Your task => Take the material below and write it all out again exactly.

[Dataset rows about figures]
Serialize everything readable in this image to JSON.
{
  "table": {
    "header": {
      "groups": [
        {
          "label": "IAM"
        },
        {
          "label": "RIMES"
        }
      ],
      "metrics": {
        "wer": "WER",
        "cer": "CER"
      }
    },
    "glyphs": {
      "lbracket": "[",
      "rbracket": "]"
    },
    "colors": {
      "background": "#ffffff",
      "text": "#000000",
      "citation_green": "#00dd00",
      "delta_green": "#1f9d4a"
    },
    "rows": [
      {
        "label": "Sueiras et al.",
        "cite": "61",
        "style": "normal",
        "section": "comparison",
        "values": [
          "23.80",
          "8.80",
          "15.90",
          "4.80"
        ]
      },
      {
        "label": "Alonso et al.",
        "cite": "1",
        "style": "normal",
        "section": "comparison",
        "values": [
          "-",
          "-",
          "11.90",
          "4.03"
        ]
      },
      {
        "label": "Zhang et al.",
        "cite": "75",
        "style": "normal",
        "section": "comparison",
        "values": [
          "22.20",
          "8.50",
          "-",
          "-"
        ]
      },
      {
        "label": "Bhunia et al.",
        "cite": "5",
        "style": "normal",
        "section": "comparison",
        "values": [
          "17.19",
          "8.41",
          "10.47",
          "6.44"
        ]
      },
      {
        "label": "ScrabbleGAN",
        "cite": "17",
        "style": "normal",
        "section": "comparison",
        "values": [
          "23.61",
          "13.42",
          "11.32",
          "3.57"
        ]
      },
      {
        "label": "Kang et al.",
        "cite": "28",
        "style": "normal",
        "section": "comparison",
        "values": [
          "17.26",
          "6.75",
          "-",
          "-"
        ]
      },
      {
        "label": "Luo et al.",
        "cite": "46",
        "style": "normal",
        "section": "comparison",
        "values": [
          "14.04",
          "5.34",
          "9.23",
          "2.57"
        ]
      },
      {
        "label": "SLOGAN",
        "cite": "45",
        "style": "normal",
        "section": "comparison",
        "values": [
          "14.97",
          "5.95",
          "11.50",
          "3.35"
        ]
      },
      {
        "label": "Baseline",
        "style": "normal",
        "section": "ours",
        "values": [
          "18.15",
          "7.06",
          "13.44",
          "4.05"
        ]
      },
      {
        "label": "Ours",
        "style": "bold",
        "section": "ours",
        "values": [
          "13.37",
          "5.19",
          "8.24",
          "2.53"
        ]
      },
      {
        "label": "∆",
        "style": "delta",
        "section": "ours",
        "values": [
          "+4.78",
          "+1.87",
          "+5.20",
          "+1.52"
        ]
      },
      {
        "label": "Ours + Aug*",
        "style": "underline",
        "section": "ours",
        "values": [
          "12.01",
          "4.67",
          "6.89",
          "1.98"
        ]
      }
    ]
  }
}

Written reply =>
Serialize everything readable in this image to JSON.
{
  "table": {
    "header": {
      "groups": [
        {
          "label": "IAM"
        },
        {
          "label": "RIMES"
        }
      ],
      "metrics": {
        "wer": "WER",
        "cer": "CER"
      }
    },
    "glyphs": {
      "lbracket": "[",
      "rbracket": "]"
    },
    "colors": {
      "background": "#ffffff",
      "text": "#000000",
      "citation_green": "#00dd00",
      "delta_green": "#1f9d4a"
    },
    "rows": [
      {
        "label": "Sueiras et al.",
        "cite": "61",
        "style": "normal",
        "section": "comparison",
        "values": [
          "23.80",
          "8.80",
          "15.90",
          "4.80"
        ]
      },
      {
        "label": "Alonso et al.",
        "cite": "1",
        "style": "normal",
        "section": "comparison",
        "values": [
          "-",
          "-",
          "11.90",
          "4.03"
        ]
      },
      {
        "label": "Zhang et al.",
        "cite": "75",
        "style": "normal",
        "section": "comparison",
        "values": [
          "22.20",
          "8.50",
          "-",
          "-"
        ]
      },
      {
        "label": "Bhunia et al.",
        "cite": "5",
        "style": "normal",
        "section": "comparison",
        "values": [
          "17.19",
          "8.41",
          "10.47",
          "6.44"
        ]
      },
      {
        "label": "ScrabbleGAN",
        "cite": "17",
        "style": "normal",
        "section": "comparison",
        "values": [
          "23.61",
          "13.42",
          "11.32",
          "3.57"
        ]
      },
      {
        "label": "Kang et al.",
        "cite": "28",
        "style": "normal",
        "section": "comparison",
        "values": [
          "17.26",
          "6.75",
          "-",
          "-"
        ]
      },
      {
        "label": "Luo et al.",
        "cite": "46",
        "style": "normal",
        "section": "comparison",
        "values": [
          "14.04",
          "5.34",
          "9.23",
          "2.57"
        ]
      },
      {
        "label": "SLOGAN",
        "cite": "45",
        "style": "normal",
        "section": "comparison",
        "values": [
          "14.97",
          "5.95",
          "11.50",
          "3.35"
        ]
      },
      {
        "label": "Baseline",
        "style": "normal",
        "section": "ours",
        "values": [
          "18.15",
          "7.06",
          "13.44",
          "4.05"
        ]
      },
      {
        "label": "Ours",
        "style": "bold",
        "section": "ours",
        "values": [
          "13.37",
          "5.19",
          "8.24",
          "2.53"
        ]
      },
      {
        "label": "∆",
        "style": "delta",
        "section": "ours",
        "values": [
          "+4.78",
          "+1.87",
          "+5.20",
          "+1.52"
        ]
      },
      {
        "label": "Ours + Aug*",
        "style": "underline",
        "section": "ours",
        "values": [
          "12.01",
          "4.67",
          "6.89",
          "1.98"
        ]
      }
    ]
  }
}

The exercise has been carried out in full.